* **Extracted records**
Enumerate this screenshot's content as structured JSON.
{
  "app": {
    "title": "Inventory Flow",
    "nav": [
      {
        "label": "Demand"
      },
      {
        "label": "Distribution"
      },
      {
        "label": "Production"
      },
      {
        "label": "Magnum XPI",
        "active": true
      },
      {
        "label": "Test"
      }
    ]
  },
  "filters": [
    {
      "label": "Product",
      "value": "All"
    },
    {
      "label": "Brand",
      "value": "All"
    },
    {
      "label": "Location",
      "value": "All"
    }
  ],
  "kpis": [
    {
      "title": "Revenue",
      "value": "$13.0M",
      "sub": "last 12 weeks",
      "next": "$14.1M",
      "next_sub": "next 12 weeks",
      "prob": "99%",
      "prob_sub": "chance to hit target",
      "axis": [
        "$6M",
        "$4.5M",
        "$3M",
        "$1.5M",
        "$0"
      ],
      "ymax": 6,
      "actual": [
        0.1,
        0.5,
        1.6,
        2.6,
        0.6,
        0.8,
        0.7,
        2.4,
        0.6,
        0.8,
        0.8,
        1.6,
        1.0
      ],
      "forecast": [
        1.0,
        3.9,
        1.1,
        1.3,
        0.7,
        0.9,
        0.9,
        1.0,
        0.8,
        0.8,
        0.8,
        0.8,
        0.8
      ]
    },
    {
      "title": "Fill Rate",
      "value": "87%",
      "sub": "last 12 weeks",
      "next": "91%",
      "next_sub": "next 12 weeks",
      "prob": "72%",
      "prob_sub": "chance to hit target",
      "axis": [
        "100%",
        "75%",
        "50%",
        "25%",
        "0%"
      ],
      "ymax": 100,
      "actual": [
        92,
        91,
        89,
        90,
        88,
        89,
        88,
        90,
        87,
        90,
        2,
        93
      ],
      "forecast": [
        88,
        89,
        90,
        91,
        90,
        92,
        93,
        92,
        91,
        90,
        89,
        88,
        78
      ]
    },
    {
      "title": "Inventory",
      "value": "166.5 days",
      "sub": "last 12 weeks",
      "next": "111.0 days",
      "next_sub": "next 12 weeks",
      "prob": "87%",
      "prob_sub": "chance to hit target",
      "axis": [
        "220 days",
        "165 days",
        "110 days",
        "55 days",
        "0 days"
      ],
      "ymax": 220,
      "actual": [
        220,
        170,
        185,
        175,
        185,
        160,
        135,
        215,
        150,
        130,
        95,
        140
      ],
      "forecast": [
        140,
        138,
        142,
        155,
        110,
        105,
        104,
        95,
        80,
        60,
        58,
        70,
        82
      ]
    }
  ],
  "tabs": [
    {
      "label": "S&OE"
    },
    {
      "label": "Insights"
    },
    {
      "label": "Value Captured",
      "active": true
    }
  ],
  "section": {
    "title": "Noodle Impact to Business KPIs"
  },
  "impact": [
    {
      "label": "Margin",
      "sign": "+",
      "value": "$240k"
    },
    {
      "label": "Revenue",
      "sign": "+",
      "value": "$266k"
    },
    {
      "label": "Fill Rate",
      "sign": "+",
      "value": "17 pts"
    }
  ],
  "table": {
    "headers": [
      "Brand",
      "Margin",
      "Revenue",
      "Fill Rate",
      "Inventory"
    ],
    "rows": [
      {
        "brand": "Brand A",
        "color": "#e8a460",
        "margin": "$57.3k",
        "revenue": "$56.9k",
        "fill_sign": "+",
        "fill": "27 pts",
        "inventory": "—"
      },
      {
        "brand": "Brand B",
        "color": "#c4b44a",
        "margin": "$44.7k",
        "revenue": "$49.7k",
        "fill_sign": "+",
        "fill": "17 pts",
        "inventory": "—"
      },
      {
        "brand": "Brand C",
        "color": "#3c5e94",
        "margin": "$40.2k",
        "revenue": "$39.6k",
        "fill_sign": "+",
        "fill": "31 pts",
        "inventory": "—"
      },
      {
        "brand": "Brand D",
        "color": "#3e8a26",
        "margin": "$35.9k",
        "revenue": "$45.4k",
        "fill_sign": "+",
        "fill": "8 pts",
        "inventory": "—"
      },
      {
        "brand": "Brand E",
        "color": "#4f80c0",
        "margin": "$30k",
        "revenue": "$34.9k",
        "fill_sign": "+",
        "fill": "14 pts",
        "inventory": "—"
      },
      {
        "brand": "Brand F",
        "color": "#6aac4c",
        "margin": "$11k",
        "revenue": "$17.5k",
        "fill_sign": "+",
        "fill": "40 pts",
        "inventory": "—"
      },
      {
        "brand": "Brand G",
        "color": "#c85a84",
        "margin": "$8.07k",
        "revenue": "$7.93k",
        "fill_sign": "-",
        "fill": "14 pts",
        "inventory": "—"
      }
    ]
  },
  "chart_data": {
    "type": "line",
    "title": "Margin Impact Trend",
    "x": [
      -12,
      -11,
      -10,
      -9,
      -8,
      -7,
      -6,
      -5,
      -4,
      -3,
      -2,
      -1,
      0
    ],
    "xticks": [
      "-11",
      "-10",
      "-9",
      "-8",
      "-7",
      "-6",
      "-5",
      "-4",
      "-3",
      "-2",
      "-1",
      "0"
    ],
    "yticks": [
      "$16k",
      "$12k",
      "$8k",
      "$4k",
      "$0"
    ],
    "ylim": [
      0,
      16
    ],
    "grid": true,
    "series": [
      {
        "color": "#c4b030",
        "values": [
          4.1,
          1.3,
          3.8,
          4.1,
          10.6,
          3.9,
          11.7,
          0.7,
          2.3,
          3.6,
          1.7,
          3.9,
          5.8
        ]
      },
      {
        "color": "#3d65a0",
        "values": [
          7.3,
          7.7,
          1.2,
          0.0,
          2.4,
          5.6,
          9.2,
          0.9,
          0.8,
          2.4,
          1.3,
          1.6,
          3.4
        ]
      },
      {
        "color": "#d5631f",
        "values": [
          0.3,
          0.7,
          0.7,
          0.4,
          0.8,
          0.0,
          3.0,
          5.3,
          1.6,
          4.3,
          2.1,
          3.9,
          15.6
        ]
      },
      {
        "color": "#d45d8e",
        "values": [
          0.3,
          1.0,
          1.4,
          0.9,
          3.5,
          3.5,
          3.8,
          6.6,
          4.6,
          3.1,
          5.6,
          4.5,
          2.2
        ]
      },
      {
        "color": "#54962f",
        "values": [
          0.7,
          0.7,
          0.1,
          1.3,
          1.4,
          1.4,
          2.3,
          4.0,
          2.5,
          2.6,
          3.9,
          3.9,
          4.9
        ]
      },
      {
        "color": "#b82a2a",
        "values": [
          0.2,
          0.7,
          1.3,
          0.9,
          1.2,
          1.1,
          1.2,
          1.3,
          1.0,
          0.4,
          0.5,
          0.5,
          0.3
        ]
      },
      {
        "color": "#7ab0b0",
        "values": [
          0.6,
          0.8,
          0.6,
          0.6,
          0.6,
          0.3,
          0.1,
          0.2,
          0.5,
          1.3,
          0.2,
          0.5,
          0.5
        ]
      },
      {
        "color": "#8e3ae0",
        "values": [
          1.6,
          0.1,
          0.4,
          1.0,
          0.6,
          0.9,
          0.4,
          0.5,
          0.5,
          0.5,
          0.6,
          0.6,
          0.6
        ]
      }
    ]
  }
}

* **Set task**
Extract every line above exactly as it stands.

* **The output**
Enumerate this screenshot's content as structured JSON.
{
  "app": {
    "title": "Inventory Flow",
    "nav": [
      {
        "label": "Demand"
      },
      {
        "label": "Distribution"
      },
      {
        "label": "Production"
      },
      {
        "label": "Magnum XPI",
        "active": true
      },
      {
        "label": "Test"
      }
    ]
  },
  "filters": [
    {
      "label": "Product",
      "value": "All"
    },
    {
      "label": "Brand",
      "value": "All"
    },
    {
      "label": "Location",
      "value": "All"
    }
  ],
  "kpis": [
    {
      "title": "Revenue",
      "value": "$13.0M",
      "sub": "last 12 weeks",
      "next": "$14.1M",
      "next_sub": "next 12 weeks",
      "prob": "99%",
      "prob_sub": "chance to hit target",
      "axis": [
        "$6M",
        "$4.5M",
        "$3M",
        "$1.5M",
        "$0"
      ],
      "ymax": 6,
      "actual": [
        0.1,
        0.5,
        1.6,
        2.6,
        0.6,
        0.8,
        0.7,
        2.4,
        0.6,
        0.8,
        0.8,
        1.6,
        1.0
      ],
      "forecast": [
        1.0,
        3.9,
        1.1,
        1.3,
        0.7,
        0.9,
        0.9,
        1.0,
        0.8,
        0.8,
        0.8,
        0.8,
        0.8
      ]
    },
    {
      "title": "Fill Rate",
      "value": "87%",
      "sub": "last 12 weeks",
      "next": "91%",
      "next_sub": "next 12 weeks",
      "prob": "72%",
      "prob_sub": "chance to hit target",
      "axis": [
        "100%",
        "75%",
        "50%",
        "25%",
        "0%"
      ],
      "ymax": 100,
      "actual": [
        92,
        91,
        89,
        90,
        88,
        89,
        88,
        90,
        87,
        90,
        2,
        93
      ],
      "forecast": [
        88,
        89,
        90,
        91,
        90,
        92,
        93,
        92,
        91,
        90,
        89,
        88,
        78
      ]
    },
    {
      "title": "Inventory",
      "value": "166.5 days",
      "sub": "last 12 weeks",
      "next": "111.0 days",
      "next_sub": "next 12 weeks",
      "prob": "87%",
      "prob_sub": "chance to hit target",
      "axis": [
        "220 days",
        "165 days",
        "110 days",
        "55 days",
        "0 days"
      ],
      "ymax": 220,
      "actual": [
        220,
        170,
        185,
        175,
        185,
        160,
        135,
        215,
        150,
        130,
        95,
        140
      ],
      "forecast": [
        140,
        138,
        142,
        155,
        110,
        105,
        104,
        95,
        80,
        60,
        58,
        70,
        82
      ]
    }
  ],
  "tabs": [
    {
      "label": "S&OE"
    },
    {
      "label": "Insights"
    },
    {
      "label": "Value Captured",
      "active": true
    }
  ],
  "section": {
    "title": "Noodle Impact to Business KPIs"
  },
  "impact": [
    {
      "label": "Margin",
      "sign": "+",
      "value": "$240k"
    },
    {
      "label": "Revenue",
      "sign": "+",
      "value": "$266k"
    },
    {
      "label": "Fill Rate",
      "sign": "+",
      "value": "17 pts"
    }
  ],
  "table": {
    "headers": [
      "Brand",
      "Margin",
      "Revenue",
      "Fill Rate",
      "Inventory"
    ],
    "rows": [
      {
        "brand": "Brand A",
        "color": "#e8a460",
        "margin": "$57.3k",
        "revenue": "$56.9k",
        "fill_sign": "+",
        "fill": "27 pts",
        "inventory": "—"
      },
      {
        "brand": "Brand B",
        "color": "#c4b44a",
        "margin": "$44.7k",
        "revenue": "$49.7k",
        "fill_sign": "+",
        "fill": "17 pts",
        "inventory": "—"
      },
      {
        "brand": "Brand C",
        "color": "#3c5e94",
        "margin": "$40.2k",
        "revenue": "$39.6k",
        "fill_sign": "+",
        "fill": "31 pts",
        "inventory": "—"
      },
      {
        "brand": "Brand D",
        "color": "#3e8a26",
        "margin": "$35.9k",
        "revenue": "$45.4k",
        "fill_sign": "+",
        "fill": "8 pts",
        "inventory": "—"
      },
      {
        "brand": "Brand E",
        "color": "#4f80c0",
        "margin": "$30k",
        "revenue": "$34.9k",
        "fill_sign": "+",
        "fill": "14 pts",
        "inventory": "—"
      },
      {
        "brand": "Brand F",
        "color": "#6aac4c",
        "margin": "$11k",
        "revenue": "$17.5k",
        "fill_sign": "+",
        "fill": "40 pts",
        "inventory": "—"
      },
      {
        "brand": "Brand G",
        "color": "#c85a84",
        "margin": "$8.07k",
        "revenue": "$7.93k",
        "fill_sign": "-",
        "fill": "14 pts",
        "inventory": "—"
      }
    ]
  },
  "chart_data": {
    "type": "line",
    "title": "Margin Impact Trend",
    "x": [
      -12,
      -11,
      -10,
      -9,
      -8,
      -7,
      -6,
      -5,
      -4,
      -3,
      -2,
      -1,
      0
    ],
    "xticks": [
      "-11",
      "-10",
      "-9",
      "-8",
      "-7",
      "-6",
      "-5",
      "-4",
      "-3",
      "-2",
      "-1",
      "0"
    ],
    "yticks": [
      "$16k",
      "$12k",
      "$8k",
      "$4k",
      "$0"
    ],
    "ylim": [
      0,
      16
    ],
    "grid": true,
    "series": [
      {
        "color": "#c4b030",
        "values": [
          4.1,
          1.3,
          3.8,
          4.1,
          10.6,
          3.9,
          11.7,
          0.7,
          2.3,
          3.6,
          1.7,
          3.9,
          5.8
        ]
      },
      {
        "color": "#3d65a0",
        "values": [
          7.3,
          7.7,
          1.2,
          0.0,
          2.4,
          5.6,
          9.2,
          0.9,
          0.8,
          2.4,
          1.3,
          1.6,
          3.4
        ]
      },
      {
        "color": "#d5631f",
        "values": [
          0.3,
          0.7,
          0.7,
          0.4,
          0.8,
          0.0,
          3.0,
          5.3,
          1.6,
          4.3,
          2.1,
          3.9,
          15.6
        ]
      },
      {
        "color": "#d45d8e",
        "values": [
          0.3,
          1.0,
          1.4,
          0.9,
          3.5,
          3.5,
          3.8,
          6.6,
          4.6,
          3.1,
          5.6,
          4.5,
          2.2
        ]
      },
      {
        "color": "#54962f",
        "values": [
          0.7,
          0.7,
          0.1,
          1.3,
          1.4,
          1.4,
          2.3,
          4.0,
          2.5,
          2.6,
          3.9,
          3.9,
          4.9
        ]
      },
      {
        "color": "#b82a2a",
        "values": [
          0.2,
          0.7,
          1.3,
          0.9,
          1.2,
          1.1,
          1.2,
          1.3,
          1.0,
          0.4,
          0.5,
          0.5,
          0.3
        ]
      },
      {
        "color": "#7ab0b0",
        "values": [
          0.6,
          0.8,
          0.6,
          0.6,
          0.6,
          0.3,
          0.1,
          0.2,
          0.5,
          1.3,
          0.2,
          0.5,
          0.5
        ]
      },
      {
        "color": "#8e3ae0",
        "values": [
          1.6,
          0.1,
          0.4,
          1.0,
          0.6,
          0.9,
          0.4,
          0.5,
          0.5,
          0.5,
          0.6,
          0.6,
          0.6
        ]
      }
    ]
  }
}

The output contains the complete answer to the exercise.